§ **WHAT THE EXERCISE ASKS**:
Return all entries word for word, but drop any images.

## start PROVIDED ENTRIES

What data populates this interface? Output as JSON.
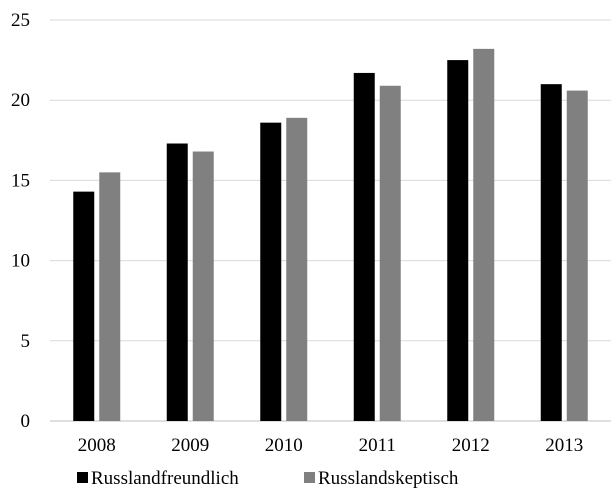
{
  "chart_data": {
    "type": "bar",
    "categories": [
      "2008",
      "2009",
      "2010",
      "2011",
      "2012",
      "2013"
    ],
    "series": [
      {
        "name": "Russlandfreundlich",
        "values": [
          14.3,
          17.3,
          18.6,
          21.7,
          22.5,
          21.0
        ],
        "color": "#000000"
      },
      {
        "name": "Russlandskeptisch",
        "values": [
          15.5,
          16.8,
          18.9,
          20.9,
          23.2,
          20.6
        ],
        "color": "#808080"
      }
    ],
    "ylim": [
      0,
      25
    ],
    "yticks": [
      "0",
      "5",
      "10",
      "15",
      "20",
      "25"
    ],
    "grid": true,
    "legend_position": "bottom"
  }
}
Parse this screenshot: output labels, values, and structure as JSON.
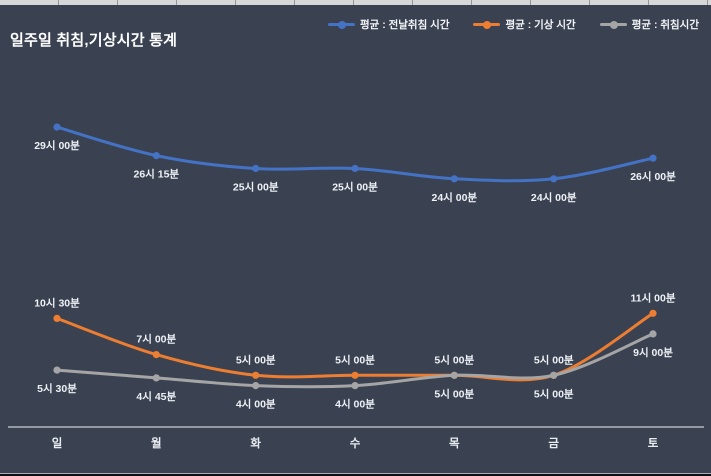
{
  "title": "일주일 취침,기상시간 통계",
  "legend": [
    {
      "label": "평균 : 전날취침 시간",
      "color": "#4472c4"
    },
    {
      "label": "평균 : 기상 시간",
      "color": "#ed7d31"
    },
    {
      "label": "평균 : 취침시간",
      "color": "#a5a5a5"
    }
  ],
  "colors": {
    "background": "#3a4252",
    "axis": "#c9cdd6",
    "data_label_text": "#eef1f5",
    "title_text": "#ffffff",
    "series_blue": "#4472c4",
    "series_orange": "#ed7d31",
    "series_gray": "#a5a5a5"
  },
  "chart_data": {
    "type": "line",
    "smooth": true,
    "grid": false,
    "legend_position": "top-right",
    "title": "일주일 취침,기상시간 통계",
    "xlabel": "",
    "ylabel": "",
    "y_axis_labels_visible": false,
    "ylim_hours": [
      0,
      30
    ],
    "categories": [
      "일",
      "월",
      "화",
      "수",
      "목",
      "금",
      "토"
    ],
    "series": [
      {
        "name": "평균 : 전날취침 시간",
        "color": "#4472c4",
        "values_hours": [
          29.0,
          26.25,
          25.0,
          25.0,
          24.0,
          24.0,
          26.0
        ],
        "labels": [
          "29시 00분",
          "26시 15분",
          "25시 00분",
          "25시 00분",
          "24시 00분",
          "24시 00분",
          "26시 00분"
        ],
        "label_position": "below"
      },
      {
        "name": "평균 : 기상 시간",
        "color": "#ed7d31",
        "values_hours": [
          10.5,
          7.0,
          5.0,
          5.0,
          5.0,
          5.0,
          11.0
        ],
        "labels": [
          "10시 30분",
          "7시 00분",
          "5시 00분",
          "5시 00분",
          "5시 00분",
          "5시 00분",
          "11시 00분"
        ],
        "label_position": "above"
      },
      {
        "name": "평균 : 취침시간",
        "color": "#a5a5a5",
        "values_hours": [
          5.5,
          4.75,
          4.0,
          4.0,
          5.0,
          5.0,
          9.0
        ],
        "labels": [
          "5시 30분",
          "4시 45분",
          "4시 00분",
          "4시 00분",
          "5시 00분",
          "5시 00분",
          "9시 00분"
        ],
        "label_position": "below"
      }
    ]
  }
}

## end PROVIDED ENTRIES

§ **THE COMPLETED TASK**:
What data populates this interface? Output as JSON.
{
  "chart_data": {
    "type": "bar",
    "categories": [
      "2008",
      "2009",
      "2010",
      "2011",
      "2012",
      "2013"
    ],
    "series": [
      {
        "name": "Russlandfreundlich",
        "values": [
          14.3,
          17.3,
          18.6,
          21.7,
          22.5,
          21.0
        ],
        "color": "#000000"
      },
      {
        "name": "Russlandskeptisch",
        "values": [
          15.5,
          16.8,
          18.9,
          20.9,
          23.2,
          20.6
        ],
        "color": "#808080"
      }
    ],
    "ylim": [
      0,
      25
    ],
    "yticks": [
      "0",
      "5",
      "10",
      "15",
      "20",
      "25"
    ],
    "grid": true,
    "legend_position": "bottom"
  }
}
Parse this screenshot: output labels, values, and structure as JSON.
{
  "title": "일주일 취침,기상시간 통계",
  "legend": [
    {
      "label": "평균 : 전날취침 시간",
      "color": "#4472c4"
    },
    {
      "label": "평균 : 기상 시간",
      "color": "#ed7d31"
    },
    {
      "label": "평균 : 취침시간",
      "color": "#a5a5a5"
    }
  ],
  "colors": {
    "background": "#3a4252",
    "axis": "#c9cdd6",
    "data_label_text": "#eef1f5",
    "title_text": "#ffffff",
    "series_blue": "#4472c4",
    "series_orange": "#ed7d31",
    "series_gray": "#a5a5a5"
  },
  "chart_data": {
    "type": "line",
    "smooth": true,
    "grid": false,
    "legend_position": "top-right",
    "title": "일주일 취침,기상시간 통계",
    "xlabel": "",
    "ylabel": "",
    "y_axis_labels_visible": false,
    "ylim_hours": [
      0,
      30
    ],
    "categories": [
      "일",
      "월",
      "화",
      "수",
      "목",
      "금",
      "토"
    ],
    "series": [
      {
        "name": "평균 : 전날취침 시간",
        "color": "#4472c4",
        "values_hours": [
          29.0,
          26.25,
          25.0,
          25.0,
          24.0,
          24.0,
          26.0
        ],
        "labels": [
          "29시 00분",
          "26시 15분",
          "25시 00분",
          "25시 00분",
          "24시 00분",
          "24시 00분",
          "26시 00분"
        ],
        "label_position": "below"
      },
      {
        "name": "평균 : 기상 시간",
        "color": "#ed7d31",
        "values_hours": [
          10.5,
          7.0,
          5.0,
          5.0,
          5.0,
          5.0,
          11.0
        ],
        "labels": [
          "10시 30분",
          "7시 00분",
          "5시 00분",
          "5시 00분",
          "5시 00분",
          "5시 00분",
          "11시 00분"
        ],
        "label_position": "above"
      },
      {
        "name": "평균 : 취침시간",
        "color": "#a5a5a5",
        "values_hours": [
          5.5,
          4.75,
          4.0,
          4.0,
          5.0,
          5.0,
          9.0
        ],
        "labels": [
          "5시 30분",
          "4시 45분",
          "4시 00분",
          "4시 00분",
          "5시 00분",
          "5시 00분",
          "9시 00분"
        ],
        "label_position": "below"
      }
    ]
  }
}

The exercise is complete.